── DATA SHOWN ──
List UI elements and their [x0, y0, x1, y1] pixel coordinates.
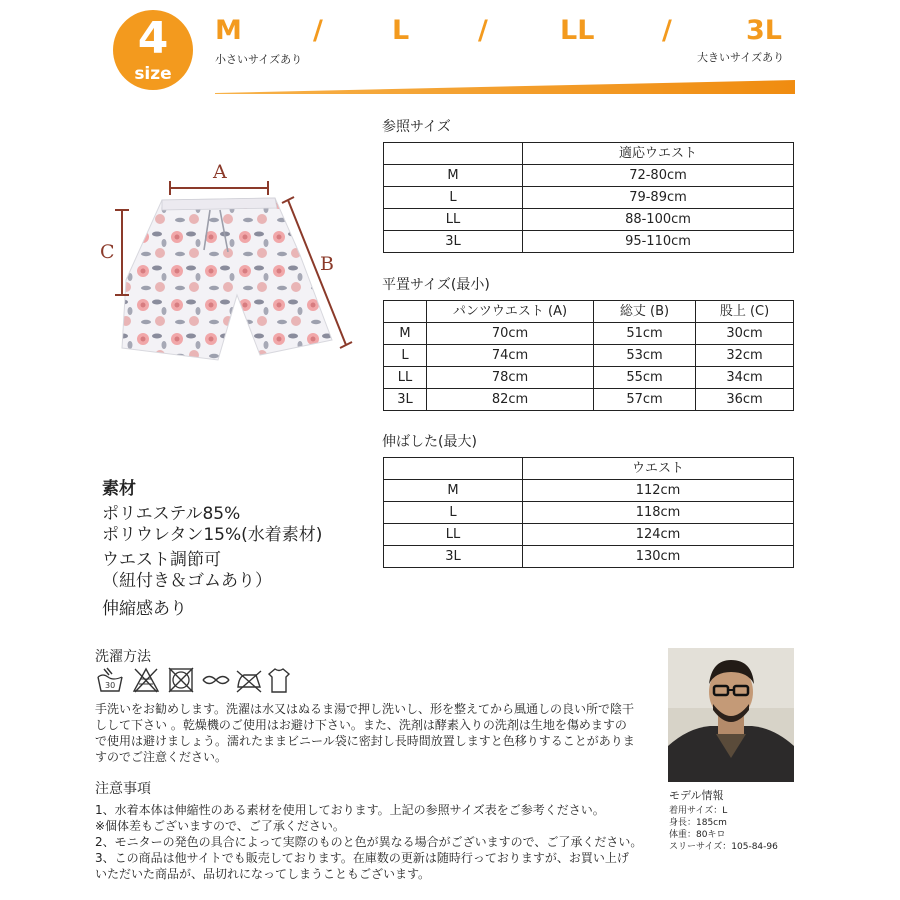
───
── DATA SHOWN ──
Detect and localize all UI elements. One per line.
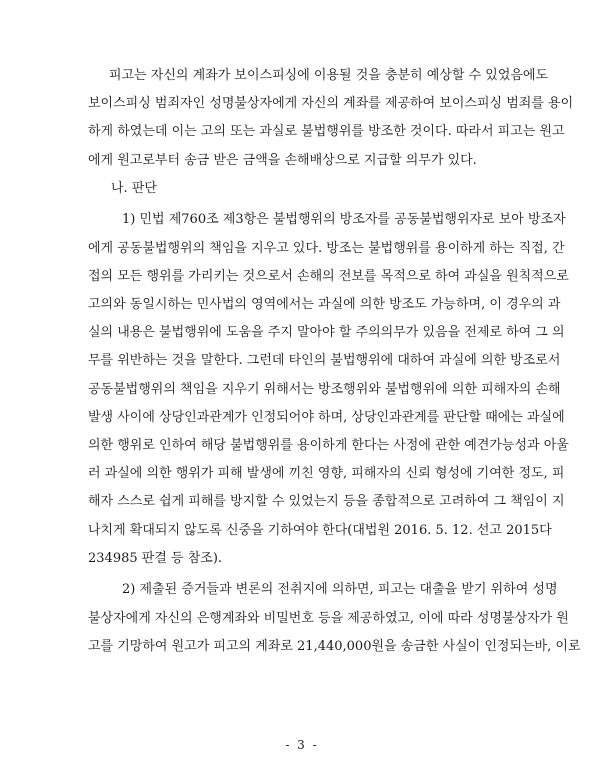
───
── DATA SHOWN ──
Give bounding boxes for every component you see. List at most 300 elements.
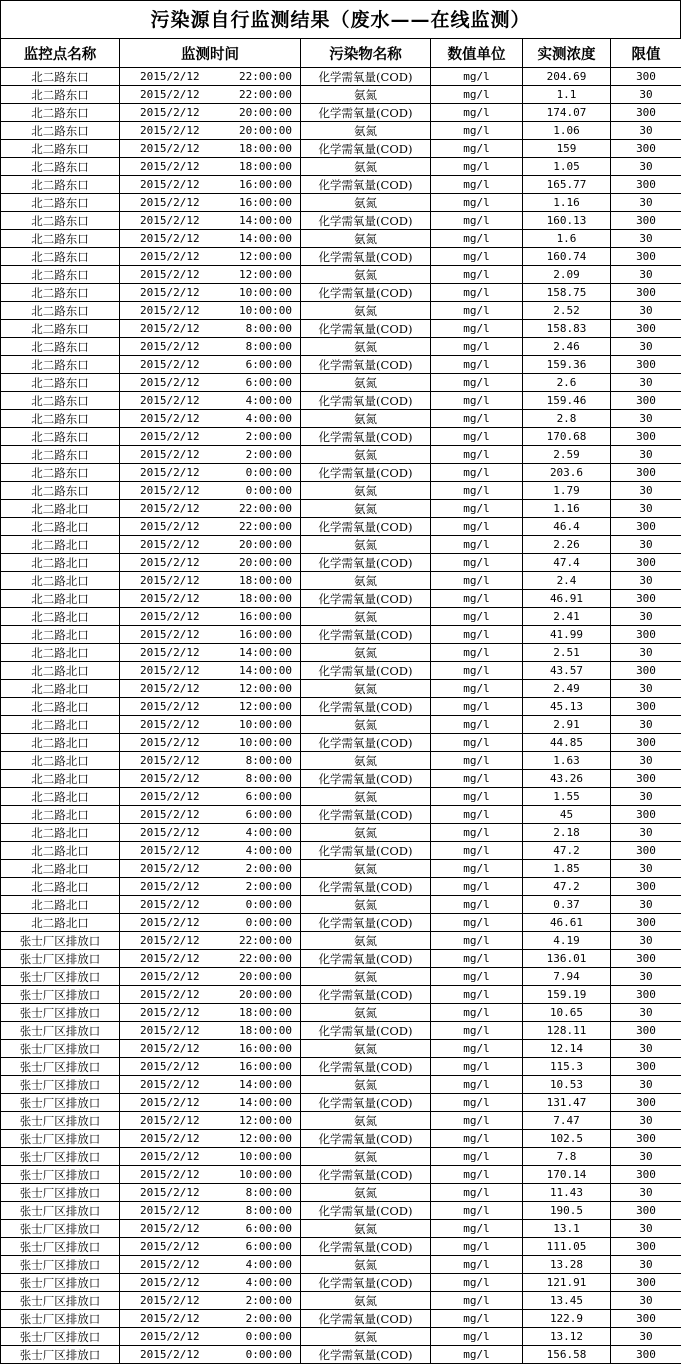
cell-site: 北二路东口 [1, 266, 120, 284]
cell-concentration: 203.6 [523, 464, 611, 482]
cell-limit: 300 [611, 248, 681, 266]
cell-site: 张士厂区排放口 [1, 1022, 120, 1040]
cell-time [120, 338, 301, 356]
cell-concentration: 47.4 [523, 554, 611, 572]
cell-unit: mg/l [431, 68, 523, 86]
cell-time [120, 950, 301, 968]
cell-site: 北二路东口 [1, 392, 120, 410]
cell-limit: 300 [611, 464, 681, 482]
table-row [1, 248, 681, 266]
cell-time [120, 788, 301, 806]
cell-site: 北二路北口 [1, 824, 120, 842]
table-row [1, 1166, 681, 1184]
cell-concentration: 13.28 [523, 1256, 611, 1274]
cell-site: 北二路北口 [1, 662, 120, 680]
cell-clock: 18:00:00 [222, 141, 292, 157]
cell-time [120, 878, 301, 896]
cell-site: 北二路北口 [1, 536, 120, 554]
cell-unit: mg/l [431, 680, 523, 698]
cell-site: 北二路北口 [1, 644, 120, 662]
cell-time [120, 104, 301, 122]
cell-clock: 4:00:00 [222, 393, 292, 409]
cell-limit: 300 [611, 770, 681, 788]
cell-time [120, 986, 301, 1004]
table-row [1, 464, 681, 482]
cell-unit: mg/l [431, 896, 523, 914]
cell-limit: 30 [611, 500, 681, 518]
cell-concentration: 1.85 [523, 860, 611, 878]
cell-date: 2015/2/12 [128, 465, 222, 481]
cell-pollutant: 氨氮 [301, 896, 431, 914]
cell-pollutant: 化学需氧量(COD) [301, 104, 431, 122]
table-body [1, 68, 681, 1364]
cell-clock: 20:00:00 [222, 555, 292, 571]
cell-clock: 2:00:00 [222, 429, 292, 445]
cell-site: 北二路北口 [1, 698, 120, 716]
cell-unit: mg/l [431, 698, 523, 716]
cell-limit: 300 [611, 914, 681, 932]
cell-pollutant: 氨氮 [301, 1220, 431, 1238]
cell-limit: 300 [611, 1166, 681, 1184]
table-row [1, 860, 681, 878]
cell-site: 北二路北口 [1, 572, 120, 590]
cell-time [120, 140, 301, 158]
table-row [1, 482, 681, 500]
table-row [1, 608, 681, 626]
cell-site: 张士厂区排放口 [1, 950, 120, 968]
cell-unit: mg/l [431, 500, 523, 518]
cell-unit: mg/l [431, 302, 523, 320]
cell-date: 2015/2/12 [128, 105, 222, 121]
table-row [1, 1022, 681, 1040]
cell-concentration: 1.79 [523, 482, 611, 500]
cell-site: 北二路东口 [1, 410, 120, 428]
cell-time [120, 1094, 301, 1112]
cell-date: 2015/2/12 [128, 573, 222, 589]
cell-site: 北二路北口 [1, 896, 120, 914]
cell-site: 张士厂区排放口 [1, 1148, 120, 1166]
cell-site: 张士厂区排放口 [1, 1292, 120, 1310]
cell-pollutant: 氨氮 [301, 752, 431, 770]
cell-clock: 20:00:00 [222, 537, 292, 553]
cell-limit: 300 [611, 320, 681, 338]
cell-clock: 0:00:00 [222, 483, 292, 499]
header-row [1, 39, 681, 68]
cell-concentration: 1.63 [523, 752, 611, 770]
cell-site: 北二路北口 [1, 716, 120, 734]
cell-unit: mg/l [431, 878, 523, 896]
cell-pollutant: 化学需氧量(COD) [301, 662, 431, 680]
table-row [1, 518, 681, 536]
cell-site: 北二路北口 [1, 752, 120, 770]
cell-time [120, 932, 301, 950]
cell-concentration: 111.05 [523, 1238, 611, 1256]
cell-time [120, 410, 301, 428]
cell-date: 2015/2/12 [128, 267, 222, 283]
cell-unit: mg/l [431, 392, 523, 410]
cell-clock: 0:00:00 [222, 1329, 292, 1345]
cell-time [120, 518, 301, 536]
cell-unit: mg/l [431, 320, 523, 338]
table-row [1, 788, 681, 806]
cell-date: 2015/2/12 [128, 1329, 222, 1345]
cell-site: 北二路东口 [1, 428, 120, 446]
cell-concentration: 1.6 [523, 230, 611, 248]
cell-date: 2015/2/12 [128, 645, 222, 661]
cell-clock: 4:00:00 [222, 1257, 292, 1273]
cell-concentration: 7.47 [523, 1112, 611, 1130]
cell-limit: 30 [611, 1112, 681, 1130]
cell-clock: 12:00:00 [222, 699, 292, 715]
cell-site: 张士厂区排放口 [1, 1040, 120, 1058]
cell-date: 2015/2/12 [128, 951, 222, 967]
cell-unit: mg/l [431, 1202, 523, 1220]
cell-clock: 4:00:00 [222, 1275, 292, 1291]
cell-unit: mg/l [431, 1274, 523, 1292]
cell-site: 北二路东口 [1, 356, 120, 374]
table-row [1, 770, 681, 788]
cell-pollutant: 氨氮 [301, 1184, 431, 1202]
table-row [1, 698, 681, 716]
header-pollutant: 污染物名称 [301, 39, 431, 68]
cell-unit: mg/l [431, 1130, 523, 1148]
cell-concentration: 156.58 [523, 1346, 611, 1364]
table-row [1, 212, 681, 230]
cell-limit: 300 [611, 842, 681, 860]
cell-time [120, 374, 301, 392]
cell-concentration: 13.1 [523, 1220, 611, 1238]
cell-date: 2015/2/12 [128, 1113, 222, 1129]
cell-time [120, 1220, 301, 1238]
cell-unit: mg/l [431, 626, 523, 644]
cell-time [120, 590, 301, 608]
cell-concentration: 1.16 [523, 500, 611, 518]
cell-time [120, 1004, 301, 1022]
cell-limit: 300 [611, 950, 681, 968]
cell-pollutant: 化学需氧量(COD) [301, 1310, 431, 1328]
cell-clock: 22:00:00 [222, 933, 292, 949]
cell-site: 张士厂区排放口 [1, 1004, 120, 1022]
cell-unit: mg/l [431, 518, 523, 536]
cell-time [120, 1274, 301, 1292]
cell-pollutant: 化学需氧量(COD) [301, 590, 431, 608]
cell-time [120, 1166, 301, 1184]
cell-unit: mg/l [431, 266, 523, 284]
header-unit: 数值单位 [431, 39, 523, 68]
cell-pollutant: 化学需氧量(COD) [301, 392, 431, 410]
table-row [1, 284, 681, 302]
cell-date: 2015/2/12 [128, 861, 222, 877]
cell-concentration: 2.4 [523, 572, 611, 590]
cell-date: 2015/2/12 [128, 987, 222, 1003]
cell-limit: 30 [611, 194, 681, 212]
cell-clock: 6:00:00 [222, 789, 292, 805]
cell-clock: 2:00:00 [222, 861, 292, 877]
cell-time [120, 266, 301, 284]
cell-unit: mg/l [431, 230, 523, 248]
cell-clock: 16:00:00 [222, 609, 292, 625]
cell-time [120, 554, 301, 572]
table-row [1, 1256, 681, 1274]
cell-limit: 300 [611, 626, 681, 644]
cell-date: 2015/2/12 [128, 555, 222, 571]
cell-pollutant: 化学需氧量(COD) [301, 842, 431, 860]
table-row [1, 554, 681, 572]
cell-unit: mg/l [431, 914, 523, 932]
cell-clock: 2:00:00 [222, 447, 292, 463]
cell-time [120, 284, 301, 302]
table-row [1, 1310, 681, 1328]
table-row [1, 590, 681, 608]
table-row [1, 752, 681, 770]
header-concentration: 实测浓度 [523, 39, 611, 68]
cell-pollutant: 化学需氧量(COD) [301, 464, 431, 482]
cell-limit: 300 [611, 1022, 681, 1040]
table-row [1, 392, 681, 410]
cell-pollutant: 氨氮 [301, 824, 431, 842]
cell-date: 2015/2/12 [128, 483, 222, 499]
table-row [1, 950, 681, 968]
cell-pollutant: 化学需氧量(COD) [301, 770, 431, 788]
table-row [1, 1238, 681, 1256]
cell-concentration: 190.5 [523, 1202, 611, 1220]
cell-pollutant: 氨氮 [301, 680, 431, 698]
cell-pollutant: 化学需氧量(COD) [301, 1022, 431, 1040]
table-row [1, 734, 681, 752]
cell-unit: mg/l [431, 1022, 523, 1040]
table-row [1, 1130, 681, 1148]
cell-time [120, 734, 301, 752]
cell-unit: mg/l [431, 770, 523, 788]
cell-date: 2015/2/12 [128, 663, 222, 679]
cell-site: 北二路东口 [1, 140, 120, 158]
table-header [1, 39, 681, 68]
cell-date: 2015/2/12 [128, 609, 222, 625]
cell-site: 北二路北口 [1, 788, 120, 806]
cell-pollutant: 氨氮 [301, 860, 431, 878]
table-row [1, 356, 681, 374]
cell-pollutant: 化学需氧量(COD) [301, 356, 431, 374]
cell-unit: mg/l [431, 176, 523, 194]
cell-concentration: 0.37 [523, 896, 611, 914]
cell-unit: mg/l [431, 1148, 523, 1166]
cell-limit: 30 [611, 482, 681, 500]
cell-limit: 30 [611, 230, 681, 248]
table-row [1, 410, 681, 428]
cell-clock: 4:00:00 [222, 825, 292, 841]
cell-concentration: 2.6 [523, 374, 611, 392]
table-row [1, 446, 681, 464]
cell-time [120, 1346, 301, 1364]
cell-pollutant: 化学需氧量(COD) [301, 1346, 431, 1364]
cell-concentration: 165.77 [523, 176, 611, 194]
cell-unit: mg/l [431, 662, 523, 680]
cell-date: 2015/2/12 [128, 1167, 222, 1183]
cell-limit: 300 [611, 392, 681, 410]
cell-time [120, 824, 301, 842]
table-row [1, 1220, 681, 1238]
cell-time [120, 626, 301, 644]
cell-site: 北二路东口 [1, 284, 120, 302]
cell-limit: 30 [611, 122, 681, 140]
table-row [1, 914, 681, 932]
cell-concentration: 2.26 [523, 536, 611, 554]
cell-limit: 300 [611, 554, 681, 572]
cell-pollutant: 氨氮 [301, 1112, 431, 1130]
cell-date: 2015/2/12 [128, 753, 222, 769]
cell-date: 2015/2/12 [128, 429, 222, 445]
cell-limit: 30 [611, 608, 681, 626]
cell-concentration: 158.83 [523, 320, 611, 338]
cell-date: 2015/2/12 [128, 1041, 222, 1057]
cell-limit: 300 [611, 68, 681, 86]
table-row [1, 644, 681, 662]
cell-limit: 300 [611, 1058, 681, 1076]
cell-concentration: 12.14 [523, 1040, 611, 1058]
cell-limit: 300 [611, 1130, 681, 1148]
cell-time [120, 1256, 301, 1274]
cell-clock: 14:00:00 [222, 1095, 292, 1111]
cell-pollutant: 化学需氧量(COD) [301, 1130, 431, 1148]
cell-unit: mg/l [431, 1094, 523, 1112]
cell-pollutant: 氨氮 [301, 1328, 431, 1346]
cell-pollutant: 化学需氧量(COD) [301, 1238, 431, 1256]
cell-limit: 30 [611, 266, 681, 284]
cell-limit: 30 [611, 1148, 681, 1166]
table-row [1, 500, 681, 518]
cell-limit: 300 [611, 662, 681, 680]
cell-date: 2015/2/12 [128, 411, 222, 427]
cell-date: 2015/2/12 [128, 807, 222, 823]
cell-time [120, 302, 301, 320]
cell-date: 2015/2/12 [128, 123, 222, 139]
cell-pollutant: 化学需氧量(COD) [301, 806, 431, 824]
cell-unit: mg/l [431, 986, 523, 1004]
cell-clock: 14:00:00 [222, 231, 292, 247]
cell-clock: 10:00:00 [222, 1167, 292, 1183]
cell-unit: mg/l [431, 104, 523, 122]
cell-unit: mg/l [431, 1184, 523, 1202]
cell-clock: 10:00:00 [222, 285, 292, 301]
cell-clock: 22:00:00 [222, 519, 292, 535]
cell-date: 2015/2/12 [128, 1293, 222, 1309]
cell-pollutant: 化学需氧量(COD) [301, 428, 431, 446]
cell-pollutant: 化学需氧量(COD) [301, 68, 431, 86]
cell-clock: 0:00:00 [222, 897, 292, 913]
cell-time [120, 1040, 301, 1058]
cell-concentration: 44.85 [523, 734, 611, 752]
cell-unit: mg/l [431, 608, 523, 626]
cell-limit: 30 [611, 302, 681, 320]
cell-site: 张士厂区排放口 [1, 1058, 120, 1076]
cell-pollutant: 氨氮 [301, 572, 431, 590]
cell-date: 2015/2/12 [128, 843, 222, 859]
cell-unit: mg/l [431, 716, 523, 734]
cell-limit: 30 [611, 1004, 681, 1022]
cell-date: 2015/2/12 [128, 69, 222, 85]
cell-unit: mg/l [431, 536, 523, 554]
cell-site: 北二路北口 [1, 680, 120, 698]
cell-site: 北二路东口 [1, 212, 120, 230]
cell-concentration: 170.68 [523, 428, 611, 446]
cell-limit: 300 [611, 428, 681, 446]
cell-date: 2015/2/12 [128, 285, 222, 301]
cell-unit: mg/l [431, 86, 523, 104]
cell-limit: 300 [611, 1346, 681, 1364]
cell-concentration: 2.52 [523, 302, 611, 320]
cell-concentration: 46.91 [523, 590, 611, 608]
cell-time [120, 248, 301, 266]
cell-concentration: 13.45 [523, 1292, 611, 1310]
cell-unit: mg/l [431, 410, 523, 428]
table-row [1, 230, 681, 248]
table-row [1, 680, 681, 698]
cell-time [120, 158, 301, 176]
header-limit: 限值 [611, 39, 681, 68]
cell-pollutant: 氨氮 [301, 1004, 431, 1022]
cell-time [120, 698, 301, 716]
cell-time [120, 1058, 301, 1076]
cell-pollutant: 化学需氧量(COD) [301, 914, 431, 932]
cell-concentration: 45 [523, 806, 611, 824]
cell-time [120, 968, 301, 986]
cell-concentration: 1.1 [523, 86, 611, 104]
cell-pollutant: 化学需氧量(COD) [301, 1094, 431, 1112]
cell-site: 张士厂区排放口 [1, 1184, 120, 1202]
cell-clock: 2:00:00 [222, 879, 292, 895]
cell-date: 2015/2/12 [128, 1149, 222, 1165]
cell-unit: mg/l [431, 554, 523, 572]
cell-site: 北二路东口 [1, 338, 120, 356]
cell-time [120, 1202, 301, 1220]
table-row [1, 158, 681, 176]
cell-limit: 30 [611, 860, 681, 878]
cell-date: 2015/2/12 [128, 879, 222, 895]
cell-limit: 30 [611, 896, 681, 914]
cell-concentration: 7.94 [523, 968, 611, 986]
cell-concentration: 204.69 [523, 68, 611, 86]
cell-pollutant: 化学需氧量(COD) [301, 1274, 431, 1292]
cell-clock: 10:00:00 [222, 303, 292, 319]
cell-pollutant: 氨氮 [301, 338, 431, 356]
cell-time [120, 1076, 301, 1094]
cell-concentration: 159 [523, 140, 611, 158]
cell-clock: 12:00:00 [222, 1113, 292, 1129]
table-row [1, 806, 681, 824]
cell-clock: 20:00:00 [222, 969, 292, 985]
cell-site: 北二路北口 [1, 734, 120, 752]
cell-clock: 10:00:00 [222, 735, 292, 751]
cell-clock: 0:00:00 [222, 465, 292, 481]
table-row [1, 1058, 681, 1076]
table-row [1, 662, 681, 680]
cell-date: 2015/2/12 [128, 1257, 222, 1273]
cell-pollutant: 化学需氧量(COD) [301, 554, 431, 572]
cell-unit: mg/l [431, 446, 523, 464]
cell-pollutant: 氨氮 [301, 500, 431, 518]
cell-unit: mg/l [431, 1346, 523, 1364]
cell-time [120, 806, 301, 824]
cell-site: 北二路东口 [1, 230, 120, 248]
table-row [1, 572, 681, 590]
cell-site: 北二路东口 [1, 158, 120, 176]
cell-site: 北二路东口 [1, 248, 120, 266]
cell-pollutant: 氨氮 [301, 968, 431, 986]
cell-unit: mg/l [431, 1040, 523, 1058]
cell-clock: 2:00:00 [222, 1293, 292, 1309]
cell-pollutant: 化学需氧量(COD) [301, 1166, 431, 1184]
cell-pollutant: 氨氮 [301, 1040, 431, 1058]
───
### GIVEN EXERCISE
How many lines in the listing above contain the string "header"? Case counts; reply with the number only.

### SOLUTION TO THE PROBLEM
6